* _Problem to work on_:
Copy every line that contains the string "Customer" from the entries below.

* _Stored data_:
---

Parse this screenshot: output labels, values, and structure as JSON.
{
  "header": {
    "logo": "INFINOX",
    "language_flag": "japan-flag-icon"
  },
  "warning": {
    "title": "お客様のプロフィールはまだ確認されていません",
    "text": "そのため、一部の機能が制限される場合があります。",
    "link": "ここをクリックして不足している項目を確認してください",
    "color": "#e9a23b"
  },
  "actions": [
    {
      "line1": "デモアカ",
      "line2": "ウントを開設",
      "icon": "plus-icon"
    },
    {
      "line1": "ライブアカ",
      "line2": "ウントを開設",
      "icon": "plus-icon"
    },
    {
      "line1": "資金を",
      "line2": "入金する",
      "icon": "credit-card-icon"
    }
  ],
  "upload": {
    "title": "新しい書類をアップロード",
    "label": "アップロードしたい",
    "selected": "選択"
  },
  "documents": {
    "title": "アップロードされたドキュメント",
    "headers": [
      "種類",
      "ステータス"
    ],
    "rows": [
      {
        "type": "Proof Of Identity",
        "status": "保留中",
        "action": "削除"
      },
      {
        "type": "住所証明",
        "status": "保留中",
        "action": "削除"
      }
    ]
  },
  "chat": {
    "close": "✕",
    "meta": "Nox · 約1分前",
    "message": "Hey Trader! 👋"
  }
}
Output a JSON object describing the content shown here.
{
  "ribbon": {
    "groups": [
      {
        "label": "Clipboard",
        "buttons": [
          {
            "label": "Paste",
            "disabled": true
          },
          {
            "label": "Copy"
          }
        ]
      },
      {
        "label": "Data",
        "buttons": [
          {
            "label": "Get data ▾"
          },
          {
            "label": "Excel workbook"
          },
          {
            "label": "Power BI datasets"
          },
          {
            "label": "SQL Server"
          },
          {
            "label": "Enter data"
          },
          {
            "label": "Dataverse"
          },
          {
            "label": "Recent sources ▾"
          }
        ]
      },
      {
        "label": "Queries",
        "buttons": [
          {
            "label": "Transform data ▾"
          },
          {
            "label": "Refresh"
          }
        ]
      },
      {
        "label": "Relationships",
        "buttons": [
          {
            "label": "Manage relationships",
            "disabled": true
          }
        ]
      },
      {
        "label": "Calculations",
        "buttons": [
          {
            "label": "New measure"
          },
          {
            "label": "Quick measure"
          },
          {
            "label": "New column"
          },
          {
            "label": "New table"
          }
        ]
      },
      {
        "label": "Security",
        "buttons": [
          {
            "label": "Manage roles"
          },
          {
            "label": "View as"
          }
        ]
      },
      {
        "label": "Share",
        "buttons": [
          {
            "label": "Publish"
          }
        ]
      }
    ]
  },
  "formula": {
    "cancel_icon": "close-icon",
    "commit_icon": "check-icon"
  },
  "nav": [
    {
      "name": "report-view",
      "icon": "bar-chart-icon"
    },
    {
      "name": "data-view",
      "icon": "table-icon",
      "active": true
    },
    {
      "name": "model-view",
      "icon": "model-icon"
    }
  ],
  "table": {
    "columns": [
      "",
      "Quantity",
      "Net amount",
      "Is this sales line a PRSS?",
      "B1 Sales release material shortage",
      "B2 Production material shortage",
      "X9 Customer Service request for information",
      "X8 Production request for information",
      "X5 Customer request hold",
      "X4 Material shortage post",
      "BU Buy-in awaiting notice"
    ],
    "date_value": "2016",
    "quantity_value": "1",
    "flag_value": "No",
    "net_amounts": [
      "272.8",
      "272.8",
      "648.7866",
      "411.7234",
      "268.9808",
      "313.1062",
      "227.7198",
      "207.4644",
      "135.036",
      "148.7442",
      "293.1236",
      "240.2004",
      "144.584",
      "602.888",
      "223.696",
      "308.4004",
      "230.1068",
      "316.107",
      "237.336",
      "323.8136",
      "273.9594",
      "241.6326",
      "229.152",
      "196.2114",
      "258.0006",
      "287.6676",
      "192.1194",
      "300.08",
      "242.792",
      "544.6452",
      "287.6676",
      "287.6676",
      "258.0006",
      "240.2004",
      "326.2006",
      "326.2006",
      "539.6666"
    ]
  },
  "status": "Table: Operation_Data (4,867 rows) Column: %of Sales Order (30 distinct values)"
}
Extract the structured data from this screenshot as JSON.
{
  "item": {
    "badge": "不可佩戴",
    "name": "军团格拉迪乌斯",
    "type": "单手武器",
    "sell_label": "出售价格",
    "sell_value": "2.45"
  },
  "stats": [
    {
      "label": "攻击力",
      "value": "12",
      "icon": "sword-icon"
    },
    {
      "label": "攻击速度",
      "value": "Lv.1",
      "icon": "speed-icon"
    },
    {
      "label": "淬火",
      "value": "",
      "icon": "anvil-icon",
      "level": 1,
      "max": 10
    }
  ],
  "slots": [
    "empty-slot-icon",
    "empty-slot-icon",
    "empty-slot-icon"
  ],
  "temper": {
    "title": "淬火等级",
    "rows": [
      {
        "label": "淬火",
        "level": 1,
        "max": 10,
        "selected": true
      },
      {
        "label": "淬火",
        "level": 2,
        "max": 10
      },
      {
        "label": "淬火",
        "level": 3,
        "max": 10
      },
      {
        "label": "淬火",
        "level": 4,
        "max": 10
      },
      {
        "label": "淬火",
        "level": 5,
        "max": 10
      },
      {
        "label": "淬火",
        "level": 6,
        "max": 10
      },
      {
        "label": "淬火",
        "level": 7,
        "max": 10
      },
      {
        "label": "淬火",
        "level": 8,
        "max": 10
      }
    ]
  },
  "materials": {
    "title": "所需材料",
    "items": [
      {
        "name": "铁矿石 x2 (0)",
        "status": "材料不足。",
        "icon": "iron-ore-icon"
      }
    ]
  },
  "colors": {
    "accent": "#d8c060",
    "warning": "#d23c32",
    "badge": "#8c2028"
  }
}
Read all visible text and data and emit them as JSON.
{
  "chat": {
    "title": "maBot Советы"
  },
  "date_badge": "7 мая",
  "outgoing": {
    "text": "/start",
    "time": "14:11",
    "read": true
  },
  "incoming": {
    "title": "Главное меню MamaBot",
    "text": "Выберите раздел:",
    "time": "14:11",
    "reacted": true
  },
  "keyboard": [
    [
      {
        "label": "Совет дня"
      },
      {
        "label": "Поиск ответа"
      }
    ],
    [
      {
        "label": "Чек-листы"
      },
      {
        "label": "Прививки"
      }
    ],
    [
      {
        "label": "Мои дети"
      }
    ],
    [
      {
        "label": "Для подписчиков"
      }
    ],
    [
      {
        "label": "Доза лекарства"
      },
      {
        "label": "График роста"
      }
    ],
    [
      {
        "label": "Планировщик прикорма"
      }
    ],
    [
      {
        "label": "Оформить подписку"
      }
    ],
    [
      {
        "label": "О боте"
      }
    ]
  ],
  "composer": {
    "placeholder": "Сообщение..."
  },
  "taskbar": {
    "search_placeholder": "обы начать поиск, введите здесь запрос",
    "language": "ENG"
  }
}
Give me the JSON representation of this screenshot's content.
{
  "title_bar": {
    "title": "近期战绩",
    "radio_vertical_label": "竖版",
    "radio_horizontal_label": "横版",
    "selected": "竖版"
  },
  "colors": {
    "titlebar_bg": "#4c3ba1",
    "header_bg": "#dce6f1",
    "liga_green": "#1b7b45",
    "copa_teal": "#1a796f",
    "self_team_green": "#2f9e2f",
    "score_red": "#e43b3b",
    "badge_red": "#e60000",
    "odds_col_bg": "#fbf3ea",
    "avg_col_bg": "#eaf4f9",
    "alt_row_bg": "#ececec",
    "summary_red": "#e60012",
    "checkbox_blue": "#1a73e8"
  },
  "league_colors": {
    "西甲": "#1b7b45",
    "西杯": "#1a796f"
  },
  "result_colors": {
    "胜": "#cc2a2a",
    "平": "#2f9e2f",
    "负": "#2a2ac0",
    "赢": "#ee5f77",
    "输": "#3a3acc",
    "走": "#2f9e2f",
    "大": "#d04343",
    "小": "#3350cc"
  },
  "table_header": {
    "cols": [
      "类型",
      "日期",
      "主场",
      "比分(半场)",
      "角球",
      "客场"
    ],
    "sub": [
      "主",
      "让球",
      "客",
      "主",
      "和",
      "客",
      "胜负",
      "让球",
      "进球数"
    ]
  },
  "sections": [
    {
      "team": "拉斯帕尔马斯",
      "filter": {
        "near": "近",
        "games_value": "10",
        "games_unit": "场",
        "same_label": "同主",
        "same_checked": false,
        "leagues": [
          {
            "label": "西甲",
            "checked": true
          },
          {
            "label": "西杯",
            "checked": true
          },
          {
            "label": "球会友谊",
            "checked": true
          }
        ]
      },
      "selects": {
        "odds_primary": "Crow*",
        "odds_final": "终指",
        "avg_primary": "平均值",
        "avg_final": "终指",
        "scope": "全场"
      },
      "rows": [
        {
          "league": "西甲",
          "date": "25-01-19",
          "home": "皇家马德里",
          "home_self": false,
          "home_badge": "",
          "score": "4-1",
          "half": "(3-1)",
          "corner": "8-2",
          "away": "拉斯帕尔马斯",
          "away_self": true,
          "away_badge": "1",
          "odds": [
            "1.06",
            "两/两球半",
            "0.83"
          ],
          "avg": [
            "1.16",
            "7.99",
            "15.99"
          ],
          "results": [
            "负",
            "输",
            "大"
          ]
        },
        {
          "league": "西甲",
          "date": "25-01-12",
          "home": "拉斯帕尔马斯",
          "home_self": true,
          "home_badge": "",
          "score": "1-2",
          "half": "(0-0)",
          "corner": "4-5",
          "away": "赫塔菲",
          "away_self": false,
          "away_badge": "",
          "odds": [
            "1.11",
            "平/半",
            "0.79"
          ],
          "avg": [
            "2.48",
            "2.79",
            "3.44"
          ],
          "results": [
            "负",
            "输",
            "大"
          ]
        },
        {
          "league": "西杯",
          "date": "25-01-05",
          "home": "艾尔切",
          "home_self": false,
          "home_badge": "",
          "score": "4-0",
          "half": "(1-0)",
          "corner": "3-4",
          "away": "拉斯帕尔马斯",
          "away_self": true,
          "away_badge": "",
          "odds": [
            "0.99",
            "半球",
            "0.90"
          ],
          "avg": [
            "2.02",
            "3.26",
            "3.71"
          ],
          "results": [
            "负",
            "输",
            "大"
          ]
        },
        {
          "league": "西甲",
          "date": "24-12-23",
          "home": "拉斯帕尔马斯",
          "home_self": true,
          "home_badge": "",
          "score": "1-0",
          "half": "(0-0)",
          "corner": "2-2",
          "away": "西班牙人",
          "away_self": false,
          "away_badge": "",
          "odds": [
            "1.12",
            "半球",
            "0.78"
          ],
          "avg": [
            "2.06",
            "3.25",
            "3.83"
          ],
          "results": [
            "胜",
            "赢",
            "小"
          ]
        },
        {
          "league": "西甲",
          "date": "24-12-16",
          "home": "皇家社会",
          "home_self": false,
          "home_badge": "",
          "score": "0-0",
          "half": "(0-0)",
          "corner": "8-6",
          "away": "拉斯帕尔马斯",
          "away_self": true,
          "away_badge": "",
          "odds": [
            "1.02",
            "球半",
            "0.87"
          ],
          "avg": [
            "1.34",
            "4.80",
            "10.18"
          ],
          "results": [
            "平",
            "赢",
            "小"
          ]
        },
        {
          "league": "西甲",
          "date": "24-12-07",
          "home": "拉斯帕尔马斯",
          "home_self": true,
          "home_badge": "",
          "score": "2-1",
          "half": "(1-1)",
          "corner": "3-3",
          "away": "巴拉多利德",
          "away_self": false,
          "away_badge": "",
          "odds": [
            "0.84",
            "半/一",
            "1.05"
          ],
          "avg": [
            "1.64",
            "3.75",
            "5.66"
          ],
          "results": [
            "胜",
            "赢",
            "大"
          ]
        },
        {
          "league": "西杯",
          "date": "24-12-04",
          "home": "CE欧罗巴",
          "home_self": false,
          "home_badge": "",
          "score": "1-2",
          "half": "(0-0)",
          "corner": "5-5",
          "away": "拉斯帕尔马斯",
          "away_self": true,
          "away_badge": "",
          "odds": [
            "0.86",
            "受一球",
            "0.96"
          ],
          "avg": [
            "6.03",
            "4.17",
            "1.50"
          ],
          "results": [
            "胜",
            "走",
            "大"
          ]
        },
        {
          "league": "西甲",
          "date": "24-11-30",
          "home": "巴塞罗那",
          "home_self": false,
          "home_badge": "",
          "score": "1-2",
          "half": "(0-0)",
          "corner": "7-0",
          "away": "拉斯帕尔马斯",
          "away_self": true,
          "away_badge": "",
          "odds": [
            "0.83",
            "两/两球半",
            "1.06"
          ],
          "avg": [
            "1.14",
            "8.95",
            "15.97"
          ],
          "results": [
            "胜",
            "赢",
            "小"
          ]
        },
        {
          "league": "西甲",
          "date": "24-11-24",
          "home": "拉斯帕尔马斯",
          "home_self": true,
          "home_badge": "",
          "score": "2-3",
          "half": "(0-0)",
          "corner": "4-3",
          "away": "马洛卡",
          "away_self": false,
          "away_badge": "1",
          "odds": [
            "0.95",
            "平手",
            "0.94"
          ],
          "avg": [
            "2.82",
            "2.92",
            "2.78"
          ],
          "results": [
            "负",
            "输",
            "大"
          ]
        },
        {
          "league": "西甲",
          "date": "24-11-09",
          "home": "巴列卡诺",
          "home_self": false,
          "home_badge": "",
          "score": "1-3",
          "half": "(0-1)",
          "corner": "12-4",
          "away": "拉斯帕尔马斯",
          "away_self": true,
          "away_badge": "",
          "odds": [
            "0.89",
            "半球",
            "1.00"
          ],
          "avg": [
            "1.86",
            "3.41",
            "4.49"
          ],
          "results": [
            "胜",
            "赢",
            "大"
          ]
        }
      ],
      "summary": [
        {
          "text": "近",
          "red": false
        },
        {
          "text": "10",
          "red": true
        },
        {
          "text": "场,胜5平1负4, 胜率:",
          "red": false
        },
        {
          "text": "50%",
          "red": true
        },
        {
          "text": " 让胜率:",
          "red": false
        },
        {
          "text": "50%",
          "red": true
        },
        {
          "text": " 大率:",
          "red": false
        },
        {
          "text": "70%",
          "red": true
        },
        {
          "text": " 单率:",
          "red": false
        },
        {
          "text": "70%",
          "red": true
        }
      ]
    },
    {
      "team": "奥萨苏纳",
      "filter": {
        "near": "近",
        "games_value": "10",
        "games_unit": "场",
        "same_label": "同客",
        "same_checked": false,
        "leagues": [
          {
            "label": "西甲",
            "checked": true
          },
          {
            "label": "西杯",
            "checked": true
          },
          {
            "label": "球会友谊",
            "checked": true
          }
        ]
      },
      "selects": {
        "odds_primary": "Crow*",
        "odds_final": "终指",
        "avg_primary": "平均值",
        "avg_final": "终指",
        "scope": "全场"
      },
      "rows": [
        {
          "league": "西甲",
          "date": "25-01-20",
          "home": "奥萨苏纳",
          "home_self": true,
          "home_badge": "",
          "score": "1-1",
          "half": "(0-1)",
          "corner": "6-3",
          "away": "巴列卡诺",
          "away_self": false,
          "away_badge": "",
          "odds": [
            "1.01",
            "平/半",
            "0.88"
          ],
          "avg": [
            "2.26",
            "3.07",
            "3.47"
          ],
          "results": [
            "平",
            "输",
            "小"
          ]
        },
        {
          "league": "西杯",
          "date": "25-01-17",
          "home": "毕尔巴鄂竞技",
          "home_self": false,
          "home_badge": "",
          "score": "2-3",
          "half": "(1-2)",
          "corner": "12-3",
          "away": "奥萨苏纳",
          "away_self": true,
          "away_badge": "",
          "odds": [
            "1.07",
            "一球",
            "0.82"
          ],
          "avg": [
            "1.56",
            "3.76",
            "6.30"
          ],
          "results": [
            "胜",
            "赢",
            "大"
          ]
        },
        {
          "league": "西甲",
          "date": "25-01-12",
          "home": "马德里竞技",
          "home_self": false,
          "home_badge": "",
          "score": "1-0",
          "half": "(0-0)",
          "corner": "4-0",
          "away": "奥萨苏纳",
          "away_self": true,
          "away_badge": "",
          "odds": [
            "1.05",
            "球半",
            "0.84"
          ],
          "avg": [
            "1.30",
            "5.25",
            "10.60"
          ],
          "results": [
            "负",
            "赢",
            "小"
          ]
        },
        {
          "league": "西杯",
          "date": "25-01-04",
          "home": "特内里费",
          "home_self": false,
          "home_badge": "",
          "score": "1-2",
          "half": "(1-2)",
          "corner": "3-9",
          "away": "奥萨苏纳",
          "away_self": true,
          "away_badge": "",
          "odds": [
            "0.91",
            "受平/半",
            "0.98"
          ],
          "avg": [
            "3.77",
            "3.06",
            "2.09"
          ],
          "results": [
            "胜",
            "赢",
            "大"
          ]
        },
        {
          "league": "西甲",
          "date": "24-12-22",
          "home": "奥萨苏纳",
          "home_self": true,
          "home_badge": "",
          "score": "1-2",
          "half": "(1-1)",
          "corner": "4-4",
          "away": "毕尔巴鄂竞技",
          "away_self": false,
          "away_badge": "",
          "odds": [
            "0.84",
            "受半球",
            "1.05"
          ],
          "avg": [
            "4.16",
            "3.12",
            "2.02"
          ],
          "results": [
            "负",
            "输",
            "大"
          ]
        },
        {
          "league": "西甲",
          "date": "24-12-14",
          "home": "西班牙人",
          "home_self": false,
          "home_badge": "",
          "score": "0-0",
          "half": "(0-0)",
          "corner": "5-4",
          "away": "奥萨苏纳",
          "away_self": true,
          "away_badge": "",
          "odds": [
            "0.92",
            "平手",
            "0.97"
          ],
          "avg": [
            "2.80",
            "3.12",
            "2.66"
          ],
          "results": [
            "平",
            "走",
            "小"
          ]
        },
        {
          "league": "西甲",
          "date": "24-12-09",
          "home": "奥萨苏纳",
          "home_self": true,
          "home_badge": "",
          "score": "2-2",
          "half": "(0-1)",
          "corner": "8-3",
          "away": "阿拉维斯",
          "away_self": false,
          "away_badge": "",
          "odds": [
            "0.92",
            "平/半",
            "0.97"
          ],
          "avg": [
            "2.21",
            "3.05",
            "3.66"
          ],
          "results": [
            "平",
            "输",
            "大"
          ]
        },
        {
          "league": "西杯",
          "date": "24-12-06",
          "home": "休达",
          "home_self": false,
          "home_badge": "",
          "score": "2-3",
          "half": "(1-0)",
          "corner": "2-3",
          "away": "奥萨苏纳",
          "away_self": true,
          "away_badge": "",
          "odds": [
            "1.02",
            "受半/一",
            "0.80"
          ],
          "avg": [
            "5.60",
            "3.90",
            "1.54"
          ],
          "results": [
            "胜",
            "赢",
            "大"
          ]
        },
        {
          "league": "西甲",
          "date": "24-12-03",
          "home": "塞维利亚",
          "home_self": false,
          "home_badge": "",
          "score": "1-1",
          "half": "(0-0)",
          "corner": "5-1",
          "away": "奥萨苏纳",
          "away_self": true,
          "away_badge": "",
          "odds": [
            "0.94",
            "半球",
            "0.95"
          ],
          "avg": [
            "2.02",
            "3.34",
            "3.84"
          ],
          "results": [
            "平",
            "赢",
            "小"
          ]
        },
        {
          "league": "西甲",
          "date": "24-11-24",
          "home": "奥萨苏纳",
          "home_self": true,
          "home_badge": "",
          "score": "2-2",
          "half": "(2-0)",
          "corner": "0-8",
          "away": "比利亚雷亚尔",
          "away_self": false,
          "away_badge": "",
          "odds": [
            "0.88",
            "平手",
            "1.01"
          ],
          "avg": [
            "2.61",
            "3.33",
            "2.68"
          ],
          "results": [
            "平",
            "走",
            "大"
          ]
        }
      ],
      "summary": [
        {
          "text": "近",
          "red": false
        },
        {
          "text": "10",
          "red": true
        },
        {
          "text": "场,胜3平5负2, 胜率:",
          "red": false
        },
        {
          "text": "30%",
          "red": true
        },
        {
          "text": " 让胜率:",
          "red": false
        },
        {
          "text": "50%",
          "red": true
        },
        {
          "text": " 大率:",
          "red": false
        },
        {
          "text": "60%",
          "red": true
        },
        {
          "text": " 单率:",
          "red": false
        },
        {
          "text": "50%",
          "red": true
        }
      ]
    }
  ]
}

---

* _In response_:
      "X9 Customer Service request for information",
      "X5 Customer request hold",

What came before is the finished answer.